## What to work on
Below are some entries. Copy each line that holds the string "point".
--- start of Data for this exercise ---
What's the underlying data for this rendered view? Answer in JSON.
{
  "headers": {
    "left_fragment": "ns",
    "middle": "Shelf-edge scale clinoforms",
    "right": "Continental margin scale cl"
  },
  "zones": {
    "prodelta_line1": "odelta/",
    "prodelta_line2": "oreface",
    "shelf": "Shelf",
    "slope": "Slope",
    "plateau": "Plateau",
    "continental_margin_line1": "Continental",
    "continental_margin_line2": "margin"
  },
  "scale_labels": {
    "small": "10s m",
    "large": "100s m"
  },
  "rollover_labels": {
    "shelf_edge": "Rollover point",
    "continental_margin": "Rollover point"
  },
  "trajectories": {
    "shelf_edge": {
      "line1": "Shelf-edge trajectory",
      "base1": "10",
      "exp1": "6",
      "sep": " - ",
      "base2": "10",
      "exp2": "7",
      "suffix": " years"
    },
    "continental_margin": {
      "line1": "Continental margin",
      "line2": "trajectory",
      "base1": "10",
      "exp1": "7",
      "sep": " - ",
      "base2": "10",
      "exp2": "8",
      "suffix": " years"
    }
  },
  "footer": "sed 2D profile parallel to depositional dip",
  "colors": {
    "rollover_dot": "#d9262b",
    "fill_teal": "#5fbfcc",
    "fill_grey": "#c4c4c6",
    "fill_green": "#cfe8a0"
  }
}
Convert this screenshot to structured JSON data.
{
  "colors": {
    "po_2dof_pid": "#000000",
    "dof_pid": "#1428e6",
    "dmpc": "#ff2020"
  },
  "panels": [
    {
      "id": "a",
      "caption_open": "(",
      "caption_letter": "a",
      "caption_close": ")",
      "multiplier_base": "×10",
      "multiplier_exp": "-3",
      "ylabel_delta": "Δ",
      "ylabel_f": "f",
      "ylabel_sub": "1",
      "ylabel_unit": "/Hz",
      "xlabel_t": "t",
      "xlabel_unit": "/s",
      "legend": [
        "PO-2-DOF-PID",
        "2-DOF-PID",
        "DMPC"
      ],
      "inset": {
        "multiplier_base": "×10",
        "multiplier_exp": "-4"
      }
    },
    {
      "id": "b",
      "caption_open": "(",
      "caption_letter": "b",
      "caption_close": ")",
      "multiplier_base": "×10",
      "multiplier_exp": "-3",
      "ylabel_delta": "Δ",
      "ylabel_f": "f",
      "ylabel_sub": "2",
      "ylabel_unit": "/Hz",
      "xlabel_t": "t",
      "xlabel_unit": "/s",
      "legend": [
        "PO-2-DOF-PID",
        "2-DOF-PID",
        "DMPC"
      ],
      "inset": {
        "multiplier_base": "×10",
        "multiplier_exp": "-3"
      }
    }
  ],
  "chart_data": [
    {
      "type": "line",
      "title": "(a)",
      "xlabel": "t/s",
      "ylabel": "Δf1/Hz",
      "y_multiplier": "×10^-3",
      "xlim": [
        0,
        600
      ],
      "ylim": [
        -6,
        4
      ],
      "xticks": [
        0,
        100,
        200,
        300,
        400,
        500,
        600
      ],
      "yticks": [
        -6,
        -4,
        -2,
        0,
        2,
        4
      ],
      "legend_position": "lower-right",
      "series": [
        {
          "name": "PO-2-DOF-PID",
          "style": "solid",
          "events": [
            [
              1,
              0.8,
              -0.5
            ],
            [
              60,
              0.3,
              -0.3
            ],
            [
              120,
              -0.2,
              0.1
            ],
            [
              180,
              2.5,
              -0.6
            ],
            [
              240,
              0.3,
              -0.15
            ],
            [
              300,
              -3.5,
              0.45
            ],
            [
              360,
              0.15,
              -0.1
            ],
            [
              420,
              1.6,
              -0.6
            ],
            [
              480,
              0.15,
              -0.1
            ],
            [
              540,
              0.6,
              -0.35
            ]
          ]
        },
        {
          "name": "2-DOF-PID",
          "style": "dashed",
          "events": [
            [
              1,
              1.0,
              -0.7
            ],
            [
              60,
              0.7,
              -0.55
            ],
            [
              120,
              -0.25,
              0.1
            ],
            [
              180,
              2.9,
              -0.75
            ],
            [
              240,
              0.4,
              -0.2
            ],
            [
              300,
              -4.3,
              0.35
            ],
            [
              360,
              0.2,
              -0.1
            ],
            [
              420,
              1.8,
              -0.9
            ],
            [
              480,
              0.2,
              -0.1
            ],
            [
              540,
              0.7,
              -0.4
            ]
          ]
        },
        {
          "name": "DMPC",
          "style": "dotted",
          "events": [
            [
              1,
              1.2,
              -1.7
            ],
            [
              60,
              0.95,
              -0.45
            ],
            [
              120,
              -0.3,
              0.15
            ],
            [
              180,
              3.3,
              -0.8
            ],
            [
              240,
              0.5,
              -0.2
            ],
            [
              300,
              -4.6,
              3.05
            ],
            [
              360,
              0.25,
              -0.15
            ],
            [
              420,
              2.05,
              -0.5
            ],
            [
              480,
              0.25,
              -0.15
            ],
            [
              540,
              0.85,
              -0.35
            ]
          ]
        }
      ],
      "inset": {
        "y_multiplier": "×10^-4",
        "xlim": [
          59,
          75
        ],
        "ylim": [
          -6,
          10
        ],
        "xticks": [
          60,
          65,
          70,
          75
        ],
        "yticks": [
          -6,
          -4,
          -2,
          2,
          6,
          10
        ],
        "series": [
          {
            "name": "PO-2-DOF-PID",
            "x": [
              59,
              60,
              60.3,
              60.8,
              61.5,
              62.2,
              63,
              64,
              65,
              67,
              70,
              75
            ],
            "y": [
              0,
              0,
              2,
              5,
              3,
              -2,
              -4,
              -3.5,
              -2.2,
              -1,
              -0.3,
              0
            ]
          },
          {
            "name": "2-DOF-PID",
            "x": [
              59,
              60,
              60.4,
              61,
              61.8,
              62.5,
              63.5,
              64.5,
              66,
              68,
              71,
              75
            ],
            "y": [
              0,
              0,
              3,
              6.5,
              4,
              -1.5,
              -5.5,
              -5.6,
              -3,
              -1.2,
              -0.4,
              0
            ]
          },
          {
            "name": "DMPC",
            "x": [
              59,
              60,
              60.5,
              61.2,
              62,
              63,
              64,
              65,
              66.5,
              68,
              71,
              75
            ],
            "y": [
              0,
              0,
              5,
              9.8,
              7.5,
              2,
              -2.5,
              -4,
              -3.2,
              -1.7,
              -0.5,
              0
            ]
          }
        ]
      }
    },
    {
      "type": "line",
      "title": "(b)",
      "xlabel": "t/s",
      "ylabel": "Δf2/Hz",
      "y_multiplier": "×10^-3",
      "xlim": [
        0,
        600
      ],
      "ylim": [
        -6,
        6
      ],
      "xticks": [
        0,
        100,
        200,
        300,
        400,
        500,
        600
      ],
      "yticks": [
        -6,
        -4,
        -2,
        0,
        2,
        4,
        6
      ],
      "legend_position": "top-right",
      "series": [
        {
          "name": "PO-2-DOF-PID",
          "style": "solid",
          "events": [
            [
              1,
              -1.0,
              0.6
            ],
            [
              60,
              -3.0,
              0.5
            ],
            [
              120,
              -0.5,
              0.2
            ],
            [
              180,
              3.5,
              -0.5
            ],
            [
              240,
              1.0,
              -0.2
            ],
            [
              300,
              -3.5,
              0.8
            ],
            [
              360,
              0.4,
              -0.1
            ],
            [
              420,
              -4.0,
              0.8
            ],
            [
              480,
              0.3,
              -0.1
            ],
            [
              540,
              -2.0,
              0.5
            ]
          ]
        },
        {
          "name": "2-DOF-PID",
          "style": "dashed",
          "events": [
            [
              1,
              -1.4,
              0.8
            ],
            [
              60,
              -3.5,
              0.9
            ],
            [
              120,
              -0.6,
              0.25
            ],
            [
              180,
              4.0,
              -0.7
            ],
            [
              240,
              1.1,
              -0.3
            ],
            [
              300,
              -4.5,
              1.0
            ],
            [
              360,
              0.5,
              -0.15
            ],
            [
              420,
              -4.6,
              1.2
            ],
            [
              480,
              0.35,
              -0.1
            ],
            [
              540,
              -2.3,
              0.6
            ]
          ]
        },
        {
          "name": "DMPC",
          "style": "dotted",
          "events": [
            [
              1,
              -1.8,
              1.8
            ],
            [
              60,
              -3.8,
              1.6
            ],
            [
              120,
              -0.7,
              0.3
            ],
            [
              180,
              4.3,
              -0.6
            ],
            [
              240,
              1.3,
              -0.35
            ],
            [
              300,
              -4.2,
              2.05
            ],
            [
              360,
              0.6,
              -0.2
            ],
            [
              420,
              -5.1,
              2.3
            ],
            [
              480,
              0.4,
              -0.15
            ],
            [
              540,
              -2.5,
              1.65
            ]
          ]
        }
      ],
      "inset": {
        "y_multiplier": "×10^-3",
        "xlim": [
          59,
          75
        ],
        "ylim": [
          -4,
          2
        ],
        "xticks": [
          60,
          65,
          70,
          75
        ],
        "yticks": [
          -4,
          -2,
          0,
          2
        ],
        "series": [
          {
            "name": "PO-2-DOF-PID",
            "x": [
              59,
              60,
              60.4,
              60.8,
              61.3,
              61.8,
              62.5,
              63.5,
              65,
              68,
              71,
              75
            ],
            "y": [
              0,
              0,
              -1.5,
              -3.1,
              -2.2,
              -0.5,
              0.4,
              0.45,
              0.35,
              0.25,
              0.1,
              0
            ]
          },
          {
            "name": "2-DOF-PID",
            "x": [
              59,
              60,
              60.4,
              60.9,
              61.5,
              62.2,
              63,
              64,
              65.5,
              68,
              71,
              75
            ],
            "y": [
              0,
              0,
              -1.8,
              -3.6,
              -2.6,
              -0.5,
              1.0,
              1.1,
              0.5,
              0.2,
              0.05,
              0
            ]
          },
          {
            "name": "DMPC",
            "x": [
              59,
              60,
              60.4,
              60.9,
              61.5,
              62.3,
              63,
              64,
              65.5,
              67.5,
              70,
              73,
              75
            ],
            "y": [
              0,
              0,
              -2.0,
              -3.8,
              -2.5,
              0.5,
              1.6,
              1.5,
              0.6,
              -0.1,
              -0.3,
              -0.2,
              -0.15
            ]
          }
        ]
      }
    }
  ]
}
--- end of Data for this exercise ---
## Expected answer
    "shelf_edge": "Rollover point",
    "continental_margin": "Rollover point"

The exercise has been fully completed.